> What you are asked to do:
Report every line in the listing below where the string "עירובין" shows up.

> Exercise data:
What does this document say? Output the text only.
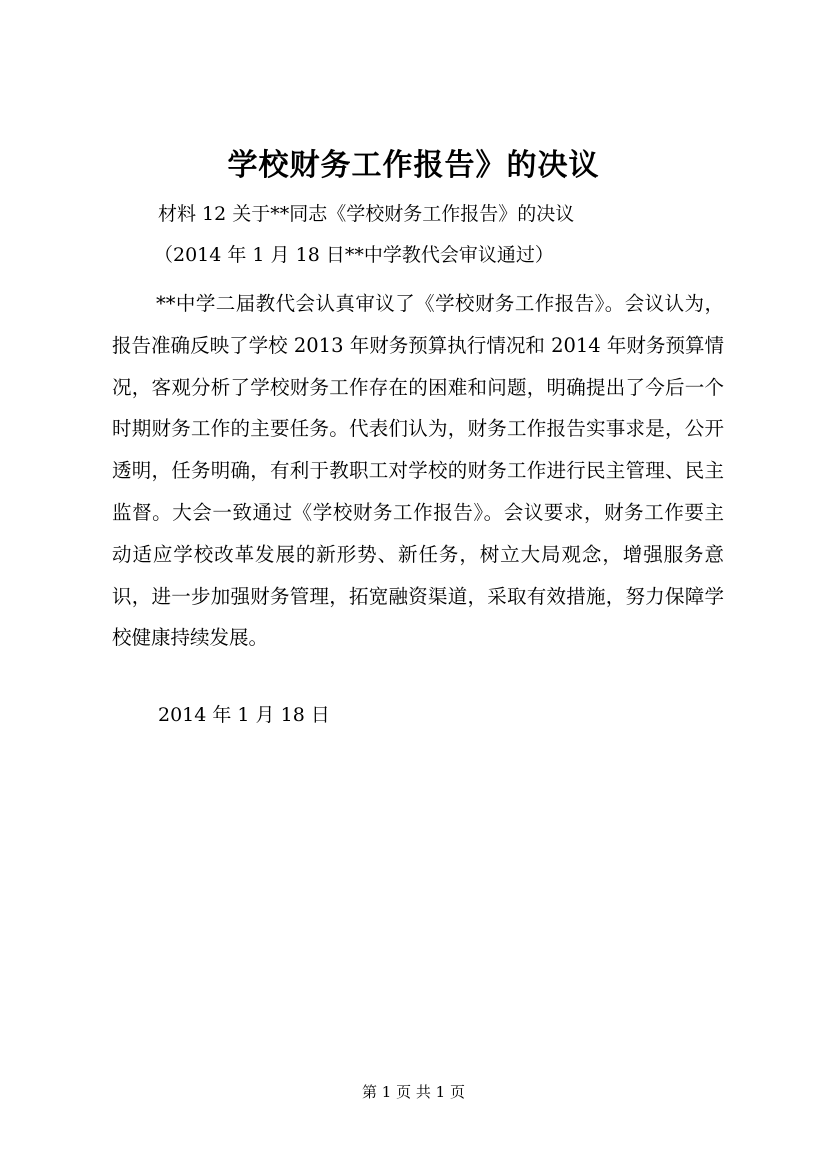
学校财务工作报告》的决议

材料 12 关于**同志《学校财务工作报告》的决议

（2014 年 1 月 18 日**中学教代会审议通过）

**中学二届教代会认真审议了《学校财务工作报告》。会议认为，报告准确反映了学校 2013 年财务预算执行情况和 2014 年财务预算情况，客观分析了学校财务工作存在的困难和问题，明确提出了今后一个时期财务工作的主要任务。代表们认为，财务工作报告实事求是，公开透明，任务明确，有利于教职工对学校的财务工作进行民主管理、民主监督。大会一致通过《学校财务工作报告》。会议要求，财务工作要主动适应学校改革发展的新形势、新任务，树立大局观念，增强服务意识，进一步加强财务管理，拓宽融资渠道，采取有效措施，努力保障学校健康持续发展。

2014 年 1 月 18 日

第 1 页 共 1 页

...

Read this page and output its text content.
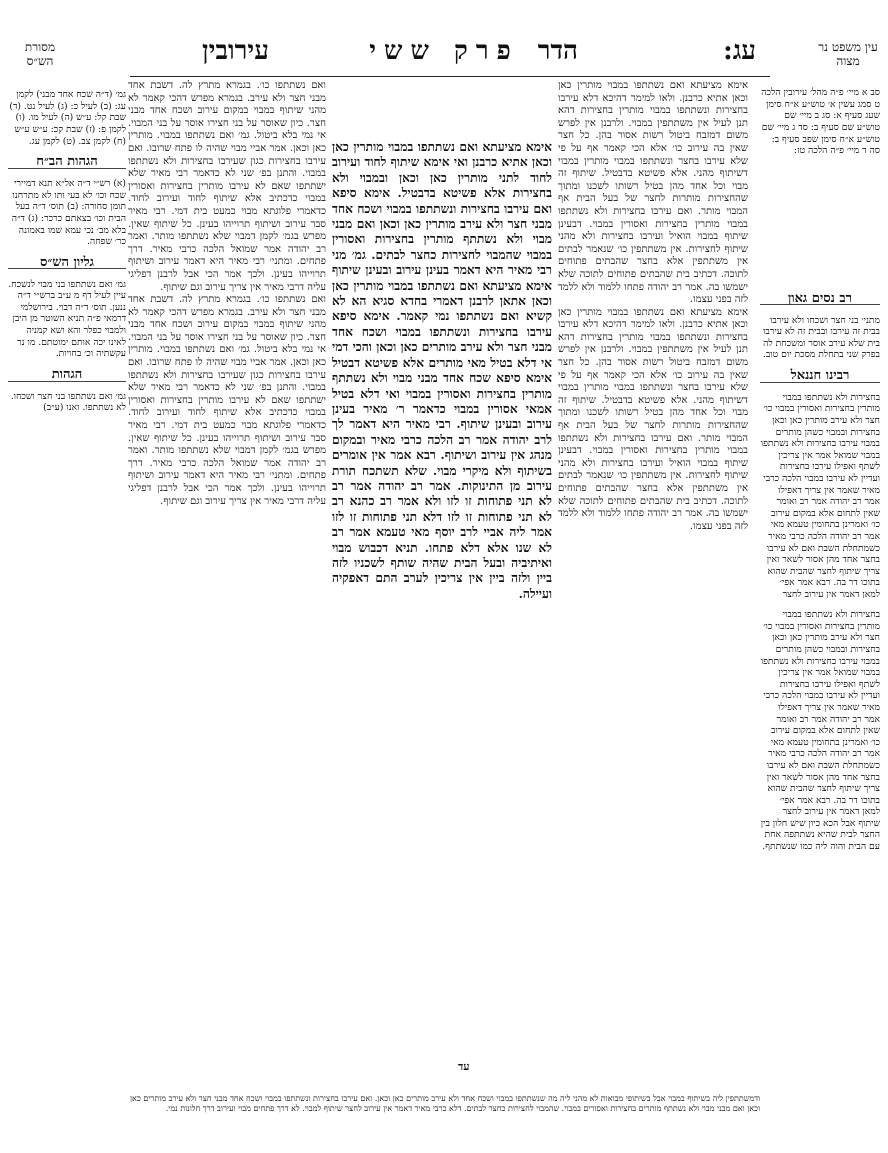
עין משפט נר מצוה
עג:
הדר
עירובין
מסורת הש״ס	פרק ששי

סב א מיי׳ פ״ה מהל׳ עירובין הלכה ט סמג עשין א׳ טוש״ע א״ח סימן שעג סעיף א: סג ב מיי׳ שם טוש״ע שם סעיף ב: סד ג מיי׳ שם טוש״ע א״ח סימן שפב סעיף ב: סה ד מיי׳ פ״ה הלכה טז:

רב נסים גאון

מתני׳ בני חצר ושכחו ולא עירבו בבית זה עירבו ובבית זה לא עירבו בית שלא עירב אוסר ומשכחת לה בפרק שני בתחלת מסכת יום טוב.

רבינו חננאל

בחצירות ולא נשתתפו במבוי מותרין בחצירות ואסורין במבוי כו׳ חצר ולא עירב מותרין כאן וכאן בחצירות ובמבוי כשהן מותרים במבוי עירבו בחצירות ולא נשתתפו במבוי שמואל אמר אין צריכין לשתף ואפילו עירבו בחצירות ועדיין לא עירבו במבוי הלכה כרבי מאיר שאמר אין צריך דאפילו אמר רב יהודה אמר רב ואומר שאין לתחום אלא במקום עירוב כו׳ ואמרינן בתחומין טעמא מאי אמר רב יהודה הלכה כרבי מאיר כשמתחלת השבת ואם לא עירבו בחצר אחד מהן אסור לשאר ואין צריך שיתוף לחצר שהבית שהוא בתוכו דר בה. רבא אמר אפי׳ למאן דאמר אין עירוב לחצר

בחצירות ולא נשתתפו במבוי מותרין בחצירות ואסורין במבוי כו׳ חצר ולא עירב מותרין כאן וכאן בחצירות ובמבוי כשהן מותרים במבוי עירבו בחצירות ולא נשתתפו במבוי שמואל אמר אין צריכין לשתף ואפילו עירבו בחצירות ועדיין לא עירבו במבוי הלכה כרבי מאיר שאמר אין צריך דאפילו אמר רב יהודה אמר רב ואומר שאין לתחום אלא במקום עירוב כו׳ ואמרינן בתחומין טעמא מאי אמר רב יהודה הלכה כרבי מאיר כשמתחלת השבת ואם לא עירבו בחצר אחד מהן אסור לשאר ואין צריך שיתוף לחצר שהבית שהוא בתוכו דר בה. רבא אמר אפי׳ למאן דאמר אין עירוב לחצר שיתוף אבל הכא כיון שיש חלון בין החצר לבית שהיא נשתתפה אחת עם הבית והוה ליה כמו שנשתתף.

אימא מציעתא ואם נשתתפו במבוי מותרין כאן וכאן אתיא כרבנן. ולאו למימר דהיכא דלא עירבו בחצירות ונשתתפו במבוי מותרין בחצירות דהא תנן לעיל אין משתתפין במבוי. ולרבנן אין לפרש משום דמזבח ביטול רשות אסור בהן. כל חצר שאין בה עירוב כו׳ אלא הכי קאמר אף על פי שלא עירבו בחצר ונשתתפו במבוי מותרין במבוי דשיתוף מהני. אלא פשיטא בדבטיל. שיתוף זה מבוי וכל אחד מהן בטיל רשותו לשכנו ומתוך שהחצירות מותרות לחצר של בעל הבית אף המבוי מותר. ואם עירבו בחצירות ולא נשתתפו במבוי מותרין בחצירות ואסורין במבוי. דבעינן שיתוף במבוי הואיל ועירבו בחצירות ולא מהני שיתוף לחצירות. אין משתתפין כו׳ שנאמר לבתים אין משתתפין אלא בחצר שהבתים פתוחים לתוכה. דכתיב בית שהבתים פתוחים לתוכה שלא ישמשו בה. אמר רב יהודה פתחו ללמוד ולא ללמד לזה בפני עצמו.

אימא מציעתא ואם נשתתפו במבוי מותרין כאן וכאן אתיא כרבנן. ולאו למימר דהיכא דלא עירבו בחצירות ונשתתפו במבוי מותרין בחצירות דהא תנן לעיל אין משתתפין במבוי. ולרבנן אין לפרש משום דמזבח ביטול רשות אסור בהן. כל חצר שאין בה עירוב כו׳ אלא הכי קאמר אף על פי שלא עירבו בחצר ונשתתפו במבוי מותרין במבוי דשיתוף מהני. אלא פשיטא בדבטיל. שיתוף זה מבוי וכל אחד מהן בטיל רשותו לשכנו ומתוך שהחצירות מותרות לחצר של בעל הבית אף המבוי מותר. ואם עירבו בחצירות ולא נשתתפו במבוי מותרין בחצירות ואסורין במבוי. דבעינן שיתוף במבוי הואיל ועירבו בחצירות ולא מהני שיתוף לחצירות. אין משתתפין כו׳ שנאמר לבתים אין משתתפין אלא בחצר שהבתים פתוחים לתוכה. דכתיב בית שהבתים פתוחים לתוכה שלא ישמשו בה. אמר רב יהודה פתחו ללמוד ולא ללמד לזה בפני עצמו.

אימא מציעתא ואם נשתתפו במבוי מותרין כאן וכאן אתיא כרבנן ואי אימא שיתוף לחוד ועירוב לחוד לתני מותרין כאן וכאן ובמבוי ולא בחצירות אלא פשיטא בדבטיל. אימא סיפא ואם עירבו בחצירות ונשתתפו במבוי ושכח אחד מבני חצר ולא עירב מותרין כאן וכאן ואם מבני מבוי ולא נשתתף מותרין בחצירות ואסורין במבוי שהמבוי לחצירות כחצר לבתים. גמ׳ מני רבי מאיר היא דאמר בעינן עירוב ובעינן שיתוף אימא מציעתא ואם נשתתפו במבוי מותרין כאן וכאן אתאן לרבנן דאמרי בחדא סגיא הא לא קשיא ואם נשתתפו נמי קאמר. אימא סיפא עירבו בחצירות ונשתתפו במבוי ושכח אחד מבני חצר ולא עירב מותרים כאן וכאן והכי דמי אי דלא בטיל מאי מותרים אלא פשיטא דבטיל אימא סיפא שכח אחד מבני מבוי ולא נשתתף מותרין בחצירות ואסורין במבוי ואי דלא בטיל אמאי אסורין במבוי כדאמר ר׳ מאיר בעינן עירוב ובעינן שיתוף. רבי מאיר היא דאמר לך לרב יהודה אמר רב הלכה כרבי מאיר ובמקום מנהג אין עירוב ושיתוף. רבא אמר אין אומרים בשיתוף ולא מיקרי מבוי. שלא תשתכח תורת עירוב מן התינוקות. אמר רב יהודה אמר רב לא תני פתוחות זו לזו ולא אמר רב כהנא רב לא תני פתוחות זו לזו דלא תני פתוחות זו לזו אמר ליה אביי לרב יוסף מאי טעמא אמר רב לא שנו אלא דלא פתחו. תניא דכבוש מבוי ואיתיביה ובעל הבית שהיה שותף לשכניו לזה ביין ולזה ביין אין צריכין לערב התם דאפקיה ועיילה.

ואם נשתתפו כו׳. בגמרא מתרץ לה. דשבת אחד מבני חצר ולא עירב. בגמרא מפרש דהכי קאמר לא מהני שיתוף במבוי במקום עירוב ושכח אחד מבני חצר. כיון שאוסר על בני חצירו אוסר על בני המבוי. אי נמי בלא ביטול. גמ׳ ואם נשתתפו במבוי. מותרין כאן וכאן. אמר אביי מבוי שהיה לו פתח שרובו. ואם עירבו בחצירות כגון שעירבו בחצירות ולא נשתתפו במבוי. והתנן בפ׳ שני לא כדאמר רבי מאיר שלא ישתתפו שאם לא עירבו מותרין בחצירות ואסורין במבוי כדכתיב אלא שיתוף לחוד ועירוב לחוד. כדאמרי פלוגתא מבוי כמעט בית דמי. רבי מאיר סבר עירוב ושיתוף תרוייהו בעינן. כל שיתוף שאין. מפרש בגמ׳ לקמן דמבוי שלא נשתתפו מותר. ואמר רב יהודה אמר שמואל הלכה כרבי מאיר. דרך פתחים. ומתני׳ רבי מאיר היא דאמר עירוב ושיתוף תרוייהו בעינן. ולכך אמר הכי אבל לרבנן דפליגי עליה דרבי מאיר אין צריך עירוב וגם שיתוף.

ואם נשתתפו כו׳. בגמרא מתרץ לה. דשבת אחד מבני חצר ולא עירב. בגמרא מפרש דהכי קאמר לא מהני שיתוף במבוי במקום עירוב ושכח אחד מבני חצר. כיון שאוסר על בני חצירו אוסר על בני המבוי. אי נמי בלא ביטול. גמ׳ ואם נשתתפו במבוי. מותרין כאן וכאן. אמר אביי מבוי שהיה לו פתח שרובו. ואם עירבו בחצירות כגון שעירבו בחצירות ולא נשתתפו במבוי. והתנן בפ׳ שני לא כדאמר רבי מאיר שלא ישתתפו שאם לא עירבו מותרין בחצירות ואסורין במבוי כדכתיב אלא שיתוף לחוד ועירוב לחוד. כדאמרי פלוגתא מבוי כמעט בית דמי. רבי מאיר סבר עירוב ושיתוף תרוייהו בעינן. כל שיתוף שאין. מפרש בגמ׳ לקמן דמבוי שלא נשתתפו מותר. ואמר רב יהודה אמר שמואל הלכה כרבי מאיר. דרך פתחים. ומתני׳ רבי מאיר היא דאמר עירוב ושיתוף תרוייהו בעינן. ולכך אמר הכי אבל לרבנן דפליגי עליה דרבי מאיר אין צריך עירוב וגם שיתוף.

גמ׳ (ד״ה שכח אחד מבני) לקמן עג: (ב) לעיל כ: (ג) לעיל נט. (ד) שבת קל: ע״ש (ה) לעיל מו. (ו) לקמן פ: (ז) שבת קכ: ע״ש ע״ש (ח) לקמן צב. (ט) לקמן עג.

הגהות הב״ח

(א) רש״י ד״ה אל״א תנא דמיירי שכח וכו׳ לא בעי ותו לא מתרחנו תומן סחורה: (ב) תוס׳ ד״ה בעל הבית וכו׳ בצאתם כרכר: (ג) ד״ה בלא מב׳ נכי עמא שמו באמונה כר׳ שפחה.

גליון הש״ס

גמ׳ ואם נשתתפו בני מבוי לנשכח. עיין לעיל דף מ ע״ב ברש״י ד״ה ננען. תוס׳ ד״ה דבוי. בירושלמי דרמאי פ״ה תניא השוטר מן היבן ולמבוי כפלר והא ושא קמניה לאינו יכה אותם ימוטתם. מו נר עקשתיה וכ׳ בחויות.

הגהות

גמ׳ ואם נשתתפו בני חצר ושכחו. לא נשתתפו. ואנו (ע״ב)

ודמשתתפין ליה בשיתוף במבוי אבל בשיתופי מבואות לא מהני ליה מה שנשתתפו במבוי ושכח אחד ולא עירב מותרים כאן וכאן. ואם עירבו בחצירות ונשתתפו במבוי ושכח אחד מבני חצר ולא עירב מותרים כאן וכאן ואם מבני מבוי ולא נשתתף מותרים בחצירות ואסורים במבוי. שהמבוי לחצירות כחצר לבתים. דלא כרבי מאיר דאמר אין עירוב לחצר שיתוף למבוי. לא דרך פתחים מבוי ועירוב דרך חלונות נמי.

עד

> Full answer:
עירובין
סב א מיי׳ פ״ה מהל׳ עירובין הלכה ט סמג עשין א׳ טוש״ע א״ח סימן שעג סעיף א: סג ב מיי׳ שם טוש״ע שם סעיף ב: סד ג מיי׳ שם טוש״ע א״ח סימן שפב סעיף ב: סה ד מיי׳ פ״ה הלכה טז:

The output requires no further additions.